__AIM__.
Repeat all the records exactly, omitting pictures.

__INPUT DATA__.

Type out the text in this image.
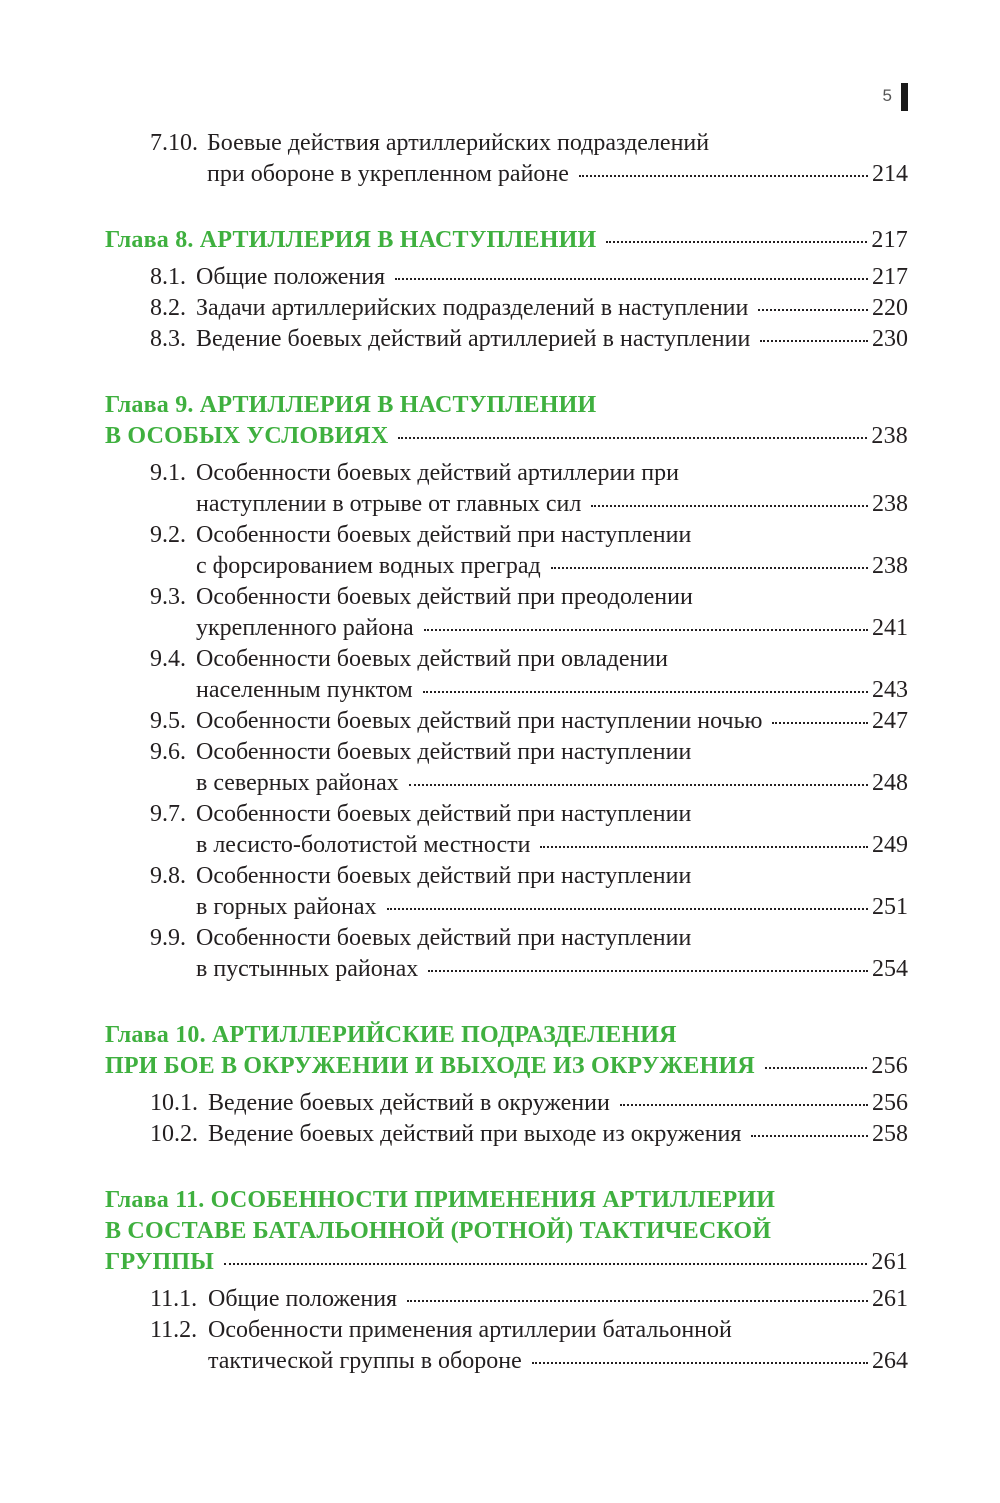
5
7.10. Боевые действия артиллерийских подразделений
при обороне в укрепленном районе	214
Глава 8. АРТИЛЛЕРИЯ В НАСТУПЛЕНИИ	217
8.1. Общие положения	217
8.2. Задачи артиллерийских подразделений в наступлении	220
8.3. Ведение боевых действий артиллерией в наступлении	230
Глава 9. АРТИЛЛЕРИЯ В НАСТУПЛЕНИИ
В ОСОБЫХ УСЛОВИЯХ	238
9.1. Особенности боевых действий артиллерии при
наступлении в отрыве от главных сил	238
9.2. Особенности боевых действий при наступлении
с форсированием водных преград	238
9.3. Особенности боевых действий при преодолении
укрепленного района	241
9.4. Особенности боевых действий при овладении
населенным пунктом	243
9.5. Особенности боевых действий при наступлении ночью	247
9.6. Особенности боевых действий при наступлении
в северных районах	248
9.7. Особенности боевых действий при наступлении
в лесисто-болотистой местности	249
9.8. Особенности боевых действий при наступлении
в горных районах	251
9.9. Особенности боевых действий при наступлении
в пустынных районах	254
Глава 10. АРТИЛЛЕРИЙСКИЕ ПОДРАЗДЕЛЕНИЯ
ПРИ БОЕ В ОКРУЖЕНИИ И ВЫХОДЕ ИЗ ОКРУЖЕНИЯ	256
10.1. Ведение боевых действий в окружении	256
10.2. Ведение боевых действий при выходе из окружения	258
Глава 11. ОСОБЕННОСТИ ПРИМЕНЕНИЯ АРТИЛЛЕРИИ
В СОСТАВЕ БАТАЛЬОННОЙ (РОТНОЙ) ТАКТИЧЕСКОЙ
ГРУППЫ	261
11.1. Общие положения	261
11.2. Особенности применения артиллерии батальонной
тактической группы в обороне	264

__EXPECTED ANSWER__.
Type out the text in this image.
5
7.10. Боевые действия артиллерийских подразделений
при обороне в укрепленном районе	214
Глава 8. АРТИЛЛЕРИЯ В НАСТУПЛЕНИИ	217
8.1. Общие положения	217
8.2. Задачи артиллерийских подразделений в наступлении	220
8.3. Ведение боевых действий артиллерией в наступлении	230
Глава 9. АРТИЛЛЕРИЯ В НАСТУПЛЕНИИ
В ОСОБЫХ УСЛОВИЯХ	238
9.1. Особенности боевых действий артиллерии при
наступлении в отрыве от главных сил	238
9.2. Особенности боевых действий при наступлении
с форсированием водных преград	238
9.3. Особенности боевых действий при преодолении
укрепленного района	241
9.4. Особенности боевых действий при овладении
населенным пунктом	243
9.5. Особенности боевых действий при наступлении ночью	247
9.6. Особенности боевых действий при наступлении
в северных районах	248
9.7. Особенности боевых действий при наступлении
в лесисто-болотистой местности	249
9.8. Особенности боевых действий при наступлении
в горных районах	251
9.9. Особенности боевых действий при наступлении
в пустынных районах	254
Глава 10. АРТИЛЛЕРИЙСКИЕ ПОДРАЗДЕЛЕНИЯ
ПРИ БОЕ В ОКРУЖЕНИИ И ВЫХОДЕ ИЗ ОКРУЖЕНИЯ	256
10.1. Ведение боевых действий в окружении	256
10.2. Ведение боевых действий при выходе из окружения	258
Глава 11. ОСОБЕННОСТИ ПРИМЕНЕНИЯ АРТИЛЛЕРИИ
В СОСТАВЕ БАТАЛЬОННОЙ (РОТНОЙ) ТАКТИЧЕСКОЙ
ГРУППЫ	261
11.1. Общие положения	261
11.2. Особенности применения артиллерии батальонной
тактической группы в обороне	264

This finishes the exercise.